Directions for this task:
Transcribe every line of the records verbatim.

Task input:

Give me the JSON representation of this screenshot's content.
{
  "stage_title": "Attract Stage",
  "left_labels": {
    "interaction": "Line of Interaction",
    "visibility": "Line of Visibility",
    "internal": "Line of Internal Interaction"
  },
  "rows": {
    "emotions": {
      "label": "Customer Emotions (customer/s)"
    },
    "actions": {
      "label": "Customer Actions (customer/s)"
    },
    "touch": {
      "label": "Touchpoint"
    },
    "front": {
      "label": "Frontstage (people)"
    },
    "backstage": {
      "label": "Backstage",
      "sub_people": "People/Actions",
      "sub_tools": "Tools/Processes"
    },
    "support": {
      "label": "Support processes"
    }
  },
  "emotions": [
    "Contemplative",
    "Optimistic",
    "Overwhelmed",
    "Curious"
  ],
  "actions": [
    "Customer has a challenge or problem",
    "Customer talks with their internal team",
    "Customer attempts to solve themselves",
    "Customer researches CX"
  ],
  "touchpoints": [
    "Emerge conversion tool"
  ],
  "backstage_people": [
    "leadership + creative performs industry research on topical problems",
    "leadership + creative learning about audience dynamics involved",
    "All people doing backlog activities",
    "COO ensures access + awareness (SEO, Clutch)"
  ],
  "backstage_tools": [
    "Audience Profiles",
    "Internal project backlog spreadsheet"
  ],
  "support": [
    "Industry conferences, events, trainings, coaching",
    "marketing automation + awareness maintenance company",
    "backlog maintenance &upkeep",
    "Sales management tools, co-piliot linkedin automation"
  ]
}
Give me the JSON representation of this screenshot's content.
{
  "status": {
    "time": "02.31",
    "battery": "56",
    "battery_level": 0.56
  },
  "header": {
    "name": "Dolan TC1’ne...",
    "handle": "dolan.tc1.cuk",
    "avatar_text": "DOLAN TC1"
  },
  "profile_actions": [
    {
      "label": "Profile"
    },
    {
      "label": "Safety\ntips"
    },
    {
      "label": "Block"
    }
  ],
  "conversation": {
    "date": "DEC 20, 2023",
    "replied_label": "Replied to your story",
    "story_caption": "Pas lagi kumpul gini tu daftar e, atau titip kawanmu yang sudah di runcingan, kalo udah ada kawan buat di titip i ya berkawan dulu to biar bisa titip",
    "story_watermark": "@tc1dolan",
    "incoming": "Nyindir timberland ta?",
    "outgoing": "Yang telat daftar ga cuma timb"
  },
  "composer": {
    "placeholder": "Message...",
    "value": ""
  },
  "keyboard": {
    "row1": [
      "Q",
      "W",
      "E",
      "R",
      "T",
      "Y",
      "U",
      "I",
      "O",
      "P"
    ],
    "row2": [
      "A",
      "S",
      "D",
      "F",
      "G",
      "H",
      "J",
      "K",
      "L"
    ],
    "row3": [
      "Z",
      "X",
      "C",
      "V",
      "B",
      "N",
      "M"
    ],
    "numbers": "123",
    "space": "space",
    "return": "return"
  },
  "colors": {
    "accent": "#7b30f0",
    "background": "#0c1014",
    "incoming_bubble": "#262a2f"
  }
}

Expected answer:
Give me the JSON representation of this screenshot's content.
{
  "stage_title": "Attract Stage",
  "left_labels": {
    "interaction": "Line of Interaction",
    "visibility": "Line of Visibility",
    "internal": "Line of Internal Interaction"
  },
  "rows": {
    "emotions": {
      "label": "Customer Emotions (customer/s)"
    },
    "actions": {
      "label": "Customer Actions (customer/s)"
    },
    "touch": {
      "label": "Touchpoint"
    },
    "front": {
      "label": "Frontstage (people)"
    },
    "backstage": {
      "label": "Backstage",
      "sub_people": "People/Actions",
      "sub_tools": "Tools/Processes"
    },
    "support": {
      "label": "Support processes"
    }
  },
  "emotions": [
    "Contemplative",
    "Optimistic",
    "Overwhelmed",
    "Curious"
  ],
  "actions": [
    "Customer has a challenge or problem",
    "Customer talks with their internal team",
    "Customer attempts to solve themselves",
    "Customer researches CX"
  ],
  "touchpoints": [
    "Emerge conversion tool"
  ],
  "backstage_people": [
    "leadership + creative performs industry research on topical problems",
    "leadership + creative learning about audience dynamics involved",
    "All people doing backlog activities",
    "COO ensures access + awareness (SEO, Clutch)"
  ],
  "backstage_tools": [
    "Audience Profiles",
    "Internal project backlog spreadsheet"
  ],
  "support": [
    "Industry conferences, events, trainings, coaching",
    "marketing automation + awareness maintenance company",
    "backlog maintenance &upkeep",
    "Sales management tools, co-piliot linkedin automation"
  ]
}
Give me the JSON representation of this screenshot's content.
{
  "status": {
    "time": "02.31",
    "battery": "56",
    "battery_level": 0.56
  },
  "header": {
    "name": "Dolan TC1’ne...",
    "handle": "dolan.tc1.cuk",
    "avatar_text": "DOLAN TC1"
  },
  "profile_actions": [
    {
      "label": "Profile"
    },
    {
      "label": "Safety\ntips"
    },
    {
      "label": "Block"
    }
  ],
  "conversation": {
    "date": "DEC 20, 2023",
    "replied_label": "Replied to your story",
    "story_caption": "Pas lagi kumpul gini tu daftar e, atau titip kawanmu yang sudah di runcingan, kalo udah ada kawan buat di titip i ya berkawan dulu to biar bisa titip",
    "story_watermark": "@tc1dolan",
    "incoming": "Nyindir timberland ta?",
    "outgoing": "Yang telat daftar ga cuma timb"
  },
  "composer": {
    "placeholder": "Message...",
    "value": ""
  },
  "keyboard": {
    "row1": [
      "Q",
      "W",
      "E",
      "R",
      "T",
      "Y",
      "U",
      "I",
      "O",
      "P"
    ],
    "row2": [
      "A",
      "S",
      "D",
      "F",
      "G",
      "H",
      "J",
      "K",
      "L"
    ],
    "row3": [
      "Z",
      "X",
      "C",
      "V",
      "B",
      "N",
      "M"
    ],
    "numbers": "123",
    "space": "space",
    "return": "return"
  },
  "colors": {
    "accent": "#7b30f0",
    "background": "#0c1014",
    "incoming_bubble": "#262a2f"
  }
}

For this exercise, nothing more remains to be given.